Extract every line of the material that contains the string "conclusion".

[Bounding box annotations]
##########
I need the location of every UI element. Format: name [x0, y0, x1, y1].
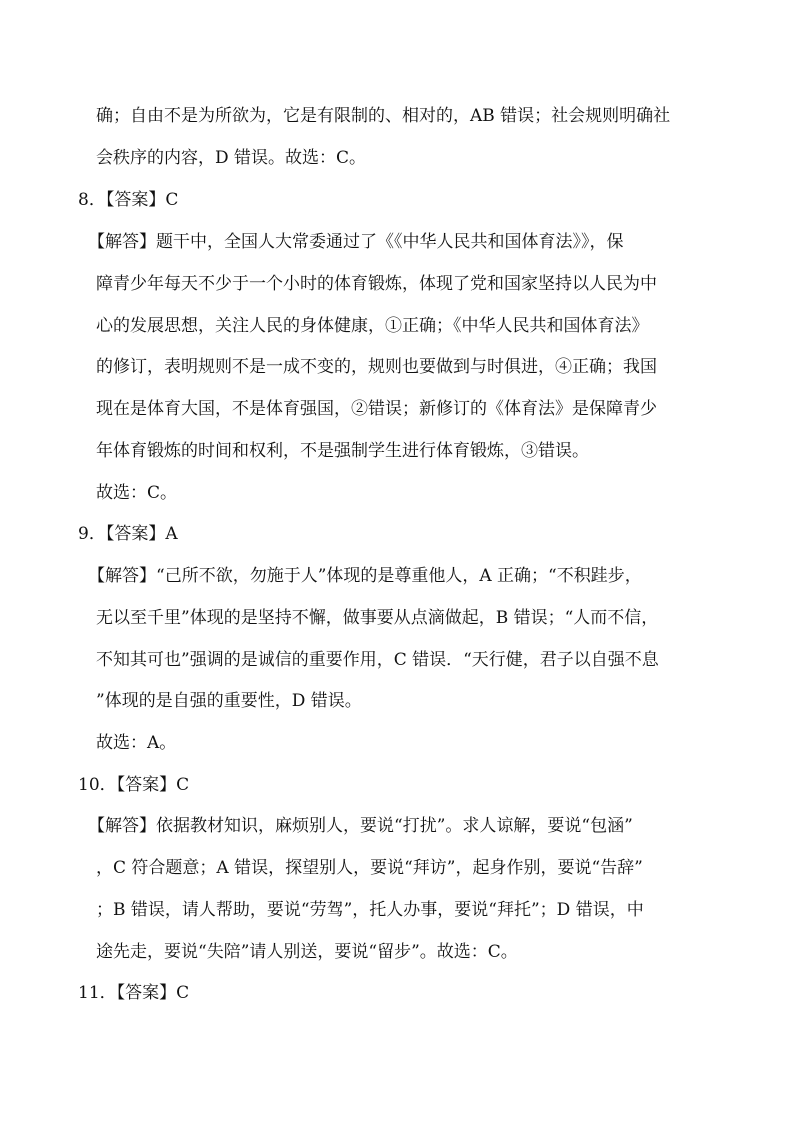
- text-line: 会秩序的内容，D 错误。故选：C。: [96, 148, 367, 168]
- answer-heading-8: 8．【答案】C: [78, 190, 179, 210]
- text-line: 不知其可也”强调的是诚信的重要作用，C 错误．“天行健，君子以自强不息: [96, 650, 659, 670]
- text-line: 年体育锻炼的时间和权利，不是强制学生进行体育锻炼，③错误。: [96, 441, 589, 461]
- answer-heading-10: 10．【答案】C: [78, 775, 190, 795]
- answer-heading-11: 11．【答案】C: [78, 983, 190, 1003]
- solution-line: 【解答】“己所不欲，勿施于人”体现的是尊重他人，A 正确；“不积跬步，: [88, 566, 642, 586]
- text-line: ，C 符合题意；A 错误，探望别人，要说“拜访”，起身作别，要说“告辞”: [96, 858, 643, 878]
- text-line: 的修订，表明规则不是一成不变的，规则也要做到与时俱进，④正确；我国: [96, 357, 657, 377]
- solution-line: 【解答】题干中，全国人大常委通过了《《中华人民共和国体育法》》，保: [88, 232, 624, 252]
- text-line: 无以至千里”体现的是坚持不懈，做事要从点滴做起，B 错误；“人而不信，: [96, 608, 659, 628]
- text-line: 现在是体育大国，不是体育强国，②错误；新修订的《体育法》是保障青少: [96, 399, 657, 419]
- text-line: ；B 错误，请人帮助，要说“劳驾”，托人办事，要说“拜托”；D 错误，中: [96, 900, 644, 920]
- text-line: 途先走，要说“失陪”请人别送，要说“留步”。故选：C。: [96, 942, 518, 962]
- conclusion-line: 故选：C。: [96, 483, 178, 503]
- text-line: 障青少年每天不少于一个小时的体育锻炼，体现了党和国家坚持以人民为中: [96, 274, 657, 294]
- conclusion-line: 故选：A。: [96, 733, 177, 753]
- text-line: 心的发展思想，关注人民的身体健康，①正确；《中华人民共和国体育法》: [96, 316, 649, 336]
- text-line: 确；自由不是为所欲为，它是有限制的、相对的，AB 错误；社会规则明确社: [96, 106, 671, 126]
- solution-line: 【解答】依据教材知识，麻烦别人，要说“打扰”。求人谅解，要说“包涵”: [88, 816, 633, 836]
- answer-heading-9: 9．【答案】A: [78, 524, 178, 544]
- text-line: ”体现的是自强的重要性，D 错误。: [96, 691, 362, 711]
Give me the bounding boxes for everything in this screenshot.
##########
TASK ANSWER
- conclusion-line: 故选：C。: [96, 483, 178, 503]
- conclusion-line: 故选：A。: [96, 733, 177, 753]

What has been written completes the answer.